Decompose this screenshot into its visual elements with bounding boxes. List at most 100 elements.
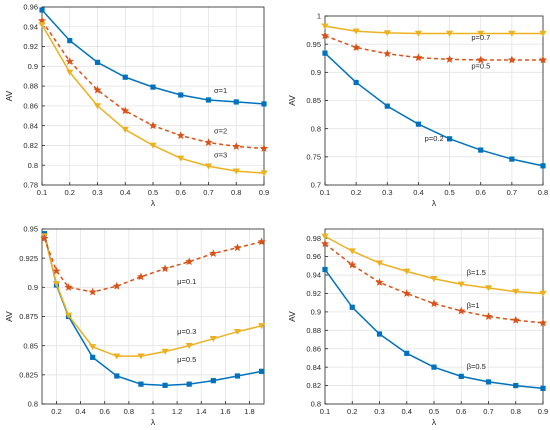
chart-panel-2: 0.1 0.2 0.3 0.4 0.5 0.6 0.7 0.8 0.7 0.75 0.8 0.85 0.… — [287, 12, 548, 208]
data-point — [204, 163, 213, 170]
x-tick-label: 0.6 — [456, 407, 466, 416]
data-point — [258, 368, 265, 374]
data-point — [52, 266, 61, 275]
x-tick-label: 0.7 — [507, 188, 517, 197]
y-axis-label: AV — [4, 311, 14, 322]
data-point — [375, 260, 384, 267]
x-tick-label: 0.4 — [413, 188, 423, 197]
y-tick-label: 0.85 — [306, 96, 321, 105]
x-tick-label: 0.6 — [475, 188, 485, 197]
data-point — [458, 373, 464, 379]
y-tick-label: 0.8 — [28, 400, 38, 409]
data-point — [484, 285, 493, 292]
data-point — [376, 331, 383, 337]
data-point — [233, 99, 239, 105]
data-point — [352, 43, 361, 52]
y-tick-label: 0.88 — [306, 326, 321, 335]
data-point — [348, 248, 356, 255]
x-tick-label: 0.7 — [483, 407, 493, 416]
x-tick-label: 0.7 — [203, 188, 213, 197]
series-annotation: μ=0.5 — [177, 355, 196, 364]
chart-panel-4: 0.1 0.2 0.3 0.4 0.5 0.6 0.7 0.8 0.9 0.8 0.82 0.84 0.… — [287, 228, 548, 427]
series-annotation: μ=0.3 — [177, 327, 196, 336]
y-tick-label: 0.92 — [306, 289, 321, 298]
data-point — [430, 276, 438, 282]
data-point — [257, 237, 266, 246]
x-tick-label: 0.8 — [538, 188, 548, 197]
data-point — [349, 304, 355, 310]
x-tick-label: 0.6 — [100, 407, 110, 416]
x-tick-label: 0.1 — [37, 188, 47, 197]
data-point — [457, 281, 465, 288]
data-point — [185, 257, 194, 266]
data-point — [233, 328, 242, 335]
x-axis-label: λ — [151, 417, 156, 427]
series-annotation: σ=1 — [214, 86, 227, 95]
x-tick-label: 1.4 — [196, 407, 206, 416]
y-tick-label: 0.9 — [28, 283, 38, 292]
data-point — [322, 50, 328, 56]
x-tick-label: 0.2 — [347, 407, 357, 416]
x-axis-label: λ — [432, 417, 437, 427]
y-tick-label: 0.925 — [19, 254, 38, 263]
data-point — [177, 155, 185, 162]
data-point — [136, 272, 146, 281]
y-tick-label: 0.98 — [306, 234, 321, 243]
x-tick-label: 0.9 — [259, 188, 269, 197]
series-annotation: β=1.5 — [467, 268, 486, 277]
y-tick-label: 0.875 — [19, 312, 38, 321]
data-point — [321, 23, 329, 30]
data-point — [402, 289, 411, 297]
data-point — [322, 266, 328, 273]
series-annotation: p=0.5 — [471, 61, 490, 70]
x-tick-label: 0.3 — [374, 407, 384, 416]
data-point — [209, 335, 217, 342]
data-point — [484, 312, 493, 320]
data-point — [539, 290, 547, 297]
data-point — [404, 350, 410, 356]
data-point — [259, 144, 269, 152]
y-tick-label: 0.82 — [23, 141, 38, 150]
series-annotation: σ=2 — [214, 127, 227, 136]
data-point — [89, 344, 97, 351]
data-point — [185, 342, 193, 349]
data-point — [512, 288, 520, 295]
y-tick-label: 0.96 — [306, 252, 321, 261]
data-point — [148, 121, 158, 130]
y-tick-label: 0.8 — [311, 124, 321, 133]
data-point — [232, 168, 240, 175]
data-point — [431, 364, 437, 370]
data-point — [540, 385, 546, 391]
series-annotation: β=1 — [467, 301, 480, 310]
y-tick-label: 0.95 — [306, 40, 321, 49]
data-point — [122, 74, 128, 80]
data-point — [162, 382, 168, 388]
y-axis-label: AV — [287, 311, 297, 322]
series-annotation: μ=0.1 — [177, 277, 196, 286]
x-tick-label: 0.1 — [320, 407, 330, 416]
data-point — [113, 353, 121, 360]
y-tick-label: 0.7 — [311, 181, 321, 190]
series-annotation: p=0.7 — [471, 33, 490, 42]
y-tick-label: 0.95 — [23, 225, 38, 234]
data-point — [138, 381, 144, 387]
data-point — [93, 85, 102, 94]
data-point — [383, 49, 392, 58]
data-point — [137, 353, 145, 360]
data-point — [507, 55, 516, 64]
x-tick-label: 0.1 — [320, 188, 330, 197]
data-point — [233, 243, 242, 252]
data-point — [260, 170, 268, 177]
data-point — [539, 30, 547, 37]
y-tick-label: 0.78 — [23, 181, 38, 190]
y-axis-label: AV — [4, 90, 14, 101]
data-point — [415, 121, 422, 127]
data-point — [112, 281, 121, 290]
x-tick-label: 0.2 — [51, 407, 61, 416]
y-tick-label: 0.9 — [311, 68, 321, 77]
data-point — [94, 59, 101, 65]
data-point — [348, 260, 357, 269]
data-point — [445, 55, 454, 63]
data-point — [93, 103, 102, 110]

# # # # #

**The exercise**
Return all of the material above unchanged, line for line, but leave out the pictures.

**Answer to this exercise**
Decompose this screenshot into its visual elements with bounding boxes. List at most 100 elements.
chart-panel-2: 0.1 0.2 0.3 0.4 0.5 0.6 0.7 0.8 0.7 0.75 0.8 0.85 0.… — [287, 12, 548, 208]
data-point — [204, 163, 213, 170]
x-tick-label: 0.6 — [456, 407, 466, 416]
data-point — [258, 368, 265, 374]
data-point — [52, 266, 61, 275]
x-tick-label: 0.7 — [507, 188, 517, 197]
y-axis-label: AV — [4, 311, 14, 322]
data-point — [375, 260, 384, 267]
x-tick-label: 0.4 — [413, 188, 423, 197]
y-tick-label: 0.85 — [306, 96, 321, 105]
x-tick-label: 0.6 — [475, 188, 485, 197]
data-point — [458, 373, 464, 379]
y-tick-label: 0.8 — [28, 400, 38, 409]
data-point — [484, 285, 493, 292]
data-point — [376, 331, 383, 337]
data-point — [233, 99, 239, 105]
data-point — [352, 43, 361, 52]
y-tick-label: 0.88 — [306, 326, 321, 335]
data-point — [348, 248, 356, 255]
x-tick-label: 0.7 — [483, 407, 493, 416]
x-tick-label: 0.7 — [203, 188, 213, 197]
series-annotation: μ=0.5 — [177, 355, 196, 364]
chart-panel-4: 0.1 0.2 0.3 0.4 0.5 0.6 0.7 0.8 0.9 0.8 0.82 0.84 0.… — [287, 228, 548, 427]
series-annotation: μ=0.3 — [177, 327, 196, 336]
y-tick-label: 0.92 — [306, 289, 321, 298]
data-point — [430, 276, 438, 282]
data-point — [257, 237, 266, 246]
x-tick-label: 0.8 — [538, 188, 548, 197]
data-point — [349, 304, 355, 310]
x-tick-label: 0.6 — [100, 407, 110, 416]
x-tick-label: 0.1 — [37, 188, 47, 197]
data-point — [457, 281, 465, 288]
data-point — [185, 257, 194, 266]
data-point — [233, 328, 242, 335]
x-axis-label: λ — [151, 417, 156, 427]
series-annotation: σ=1 — [214, 86, 227, 95]
x-tick-label: 1.4 — [196, 407, 206, 416]
y-tick-label: 0.9 — [28, 283, 38, 292]
data-point — [322, 50, 328, 56]
x-tick-label: 0.2 — [347, 407, 357, 416]
x-axis-label: λ — [432, 417, 437, 427]
y-tick-label: 0.925 — [19, 254, 38, 263]
data-point — [177, 155, 185, 162]
data-point — [136, 272, 146, 281]
y-tick-label: 0.98 — [306, 234, 321, 243]
x-tick-label: 0.9 — [259, 188, 269, 197]
series-annotation: β=1.5 — [467, 268, 486, 277]
y-tick-label: 0.875 — [19, 312, 38, 321]
data-point — [321, 23, 329, 30]
data-point — [402, 289, 411, 297]
data-point — [322, 266, 328, 273]
series-annotation: p=0.5 — [471, 61, 490, 70]
x-tick-label: 0.3 — [374, 407, 384, 416]
data-point — [209, 335, 217, 342]
data-point — [484, 312, 493, 320]
data-point — [539, 290, 547, 297]
data-point — [404, 350, 410, 356]
data-point — [259, 144, 269, 152]
y-tick-label: 0.82 — [23, 141, 38, 150]
series-annotation: σ=2 — [214, 127, 227, 136]
data-point — [89, 344, 97, 351]
data-point — [185, 342, 193, 349]
data-point — [512, 288, 520, 295]
y-tick-label: 0.96 — [306, 252, 321, 261]
data-point — [148, 121, 158, 130]
y-tick-label: 0.8 — [311, 124, 321, 133]
data-point — [232, 168, 240, 175]
data-point — [431, 364, 437, 370]
data-point — [540, 385, 546, 391]
series-annotation: β=1 — [467, 301, 480, 310]
y-tick-label: 0.95 — [306, 40, 321, 49]
data-point — [122, 74, 128, 80]
data-point — [162, 382, 168, 388]
y-axis-label: AV — [287, 311, 297, 322]
series-annotation: μ=0.1 — [177, 277, 196, 286]
x-tick-label: 0.1 — [320, 407, 330, 416]
data-point — [113, 353, 121, 360]
y-tick-label: 0.7 — [311, 181, 321, 190]
series-annotation: p=0.7 — [471, 33, 490, 42]
y-tick-label: 0.95 — [23, 225, 38, 234]
data-point — [138, 381, 144, 387]
data-point — [93, 85, 102, 94]
data-point — [383, 49, 392, 58]
data-point — [137, 353, 145, 360]
data-point — [507, 55, 516, 64]
x-tick-label: 0.1 — [320, 188, 330, 197]
data-point — [233, 243, 242, 252]
data-point — [260, 170, 268, 177]
data-point — [539, 30, 547, 37]
y-tick-label: 0.78 — [23, 181, 38, 190]
y-axis-label: AV — [4, 90, 14, 101]
data-point — [415, 121, 422, 127]
data-point — [112, 281, 121, 290]
x-tick-label: 0.2 — [51, 407, 61, 416]
y-tick-label: 0.9 — [311, 68, 321, 77]
data-point — [94, 59, 101, 65]
data-point — [348, 260, 357, 269]
data-point — [445, 55, 454, 63]
data-point — [93, 103, 102, 110]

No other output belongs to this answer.